Can you write out all the lines word for word, with no pictures?

* Begin Extracted data *

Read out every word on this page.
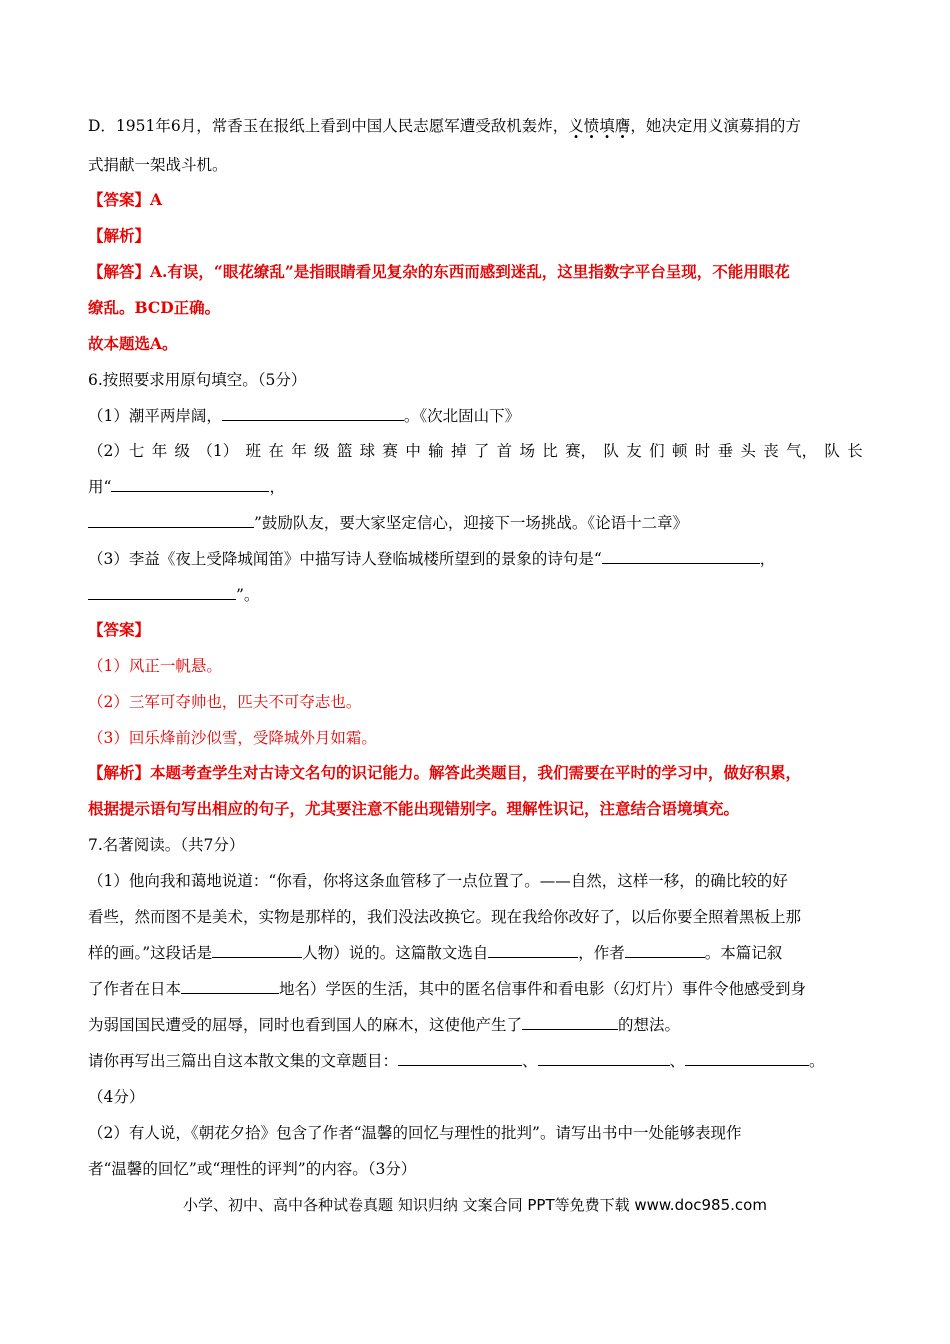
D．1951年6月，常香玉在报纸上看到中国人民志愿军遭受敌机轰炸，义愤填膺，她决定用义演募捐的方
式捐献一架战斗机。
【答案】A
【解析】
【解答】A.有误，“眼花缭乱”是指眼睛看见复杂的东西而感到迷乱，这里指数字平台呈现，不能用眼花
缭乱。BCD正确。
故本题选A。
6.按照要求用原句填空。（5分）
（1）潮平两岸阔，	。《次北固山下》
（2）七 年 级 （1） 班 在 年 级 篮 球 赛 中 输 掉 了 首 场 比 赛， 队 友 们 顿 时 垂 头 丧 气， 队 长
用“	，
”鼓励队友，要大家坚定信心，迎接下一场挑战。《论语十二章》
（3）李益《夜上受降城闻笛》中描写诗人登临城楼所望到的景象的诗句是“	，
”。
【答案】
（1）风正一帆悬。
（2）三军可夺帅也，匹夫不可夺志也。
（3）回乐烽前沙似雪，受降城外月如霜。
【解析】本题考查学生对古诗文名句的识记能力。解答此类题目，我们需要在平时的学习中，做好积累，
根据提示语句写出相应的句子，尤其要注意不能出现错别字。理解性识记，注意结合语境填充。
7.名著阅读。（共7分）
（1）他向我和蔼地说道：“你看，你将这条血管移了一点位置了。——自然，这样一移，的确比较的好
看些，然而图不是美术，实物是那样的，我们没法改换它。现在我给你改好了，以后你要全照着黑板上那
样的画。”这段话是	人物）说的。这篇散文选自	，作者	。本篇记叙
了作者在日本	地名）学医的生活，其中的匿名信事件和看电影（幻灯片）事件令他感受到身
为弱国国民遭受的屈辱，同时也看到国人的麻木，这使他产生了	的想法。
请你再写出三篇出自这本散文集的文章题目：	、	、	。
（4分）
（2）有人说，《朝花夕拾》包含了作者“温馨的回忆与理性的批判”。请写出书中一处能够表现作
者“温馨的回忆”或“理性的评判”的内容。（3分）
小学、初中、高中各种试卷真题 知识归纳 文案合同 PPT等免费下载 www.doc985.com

* End Extracted data *

Completed exercise >>
Read out every word on this page.
D．1951年6月，常香玉在报纸上看到中国人民志愿军遭受敌机轰炸，义愤填膺，她决定用义演募捐的方
式捐献一架战斗机。
【答案】A
【解析】
【解答】A.有误，“眼花缭乱”是指眼睛看见复杂的东西而感到迷乱，这里指数字平台呈现，不能用眼花
缭乱。BCD正确。
故本题选A。
6.按照要求用原句填空。（5分）
（1）潮平两岸阔，	。《次北固山下》
（2）七 年 级 （1） 班 在 年 级 篮 球 赛 中 输 掉 了 首 场 比 赛， 队 友 们 顿 时 垂 头 丧 气， 队 长
用“	，
”鼓励队友，要大家坚定信心，迎接下一场挑战。《论语十二章》
（3）李益《夜上受降城闻笛》中描写诗人登临城楼所望到的景象的诗句是“	，
”。
【答案】
（1）风正一帆悬。
（2）三军可夺帅也，匹夫不可夺志也。
（3）回乐烽前沙似雪，受降城外月如霜。
【解析】本题考查学生对古诗文名句的识记能力。解答此类题目，我们需要在平时的学习中，做好积累，
根据提示语句写出相应的句子，尤其要注意不能出现错别字。理解性识记，注意结合语境填充。
7.名著阅读。（共7分）
（1）他向我和蔼地说道：“你看，你将这条血管移了一点位置了。——自然，这样一移，的确比较的好
看些，然而图不是美术，实物是那样的，我们没法改换它。现在我给你改好了，以后你要全照着黑板上那
样的画。”这段话是	人物）说的。这篇散文选自	，作者	。本篇记叙
了作者在日本	地名）学医的生活，其中的匿名信事件和看电影（幻灯片）事件令他感受到身
为弱国国民遭受的屈辱，同时也看到国人的麻木，这使他产生了	的想法。
请你再写出三篇出自这本散文集的文章题目：	、	、	。
（4分）
（2）有人说，《朝花夕拾》包含了作者“温馨的回忆与理性的批判”。请写出书中一处能够表现作
者“温馨的回忆”或“理性的评判”的内容。（3分）
小学、初中、高中各种试卷真题 知识归纳 文案合同 PPT等免费下载 www.doc985.com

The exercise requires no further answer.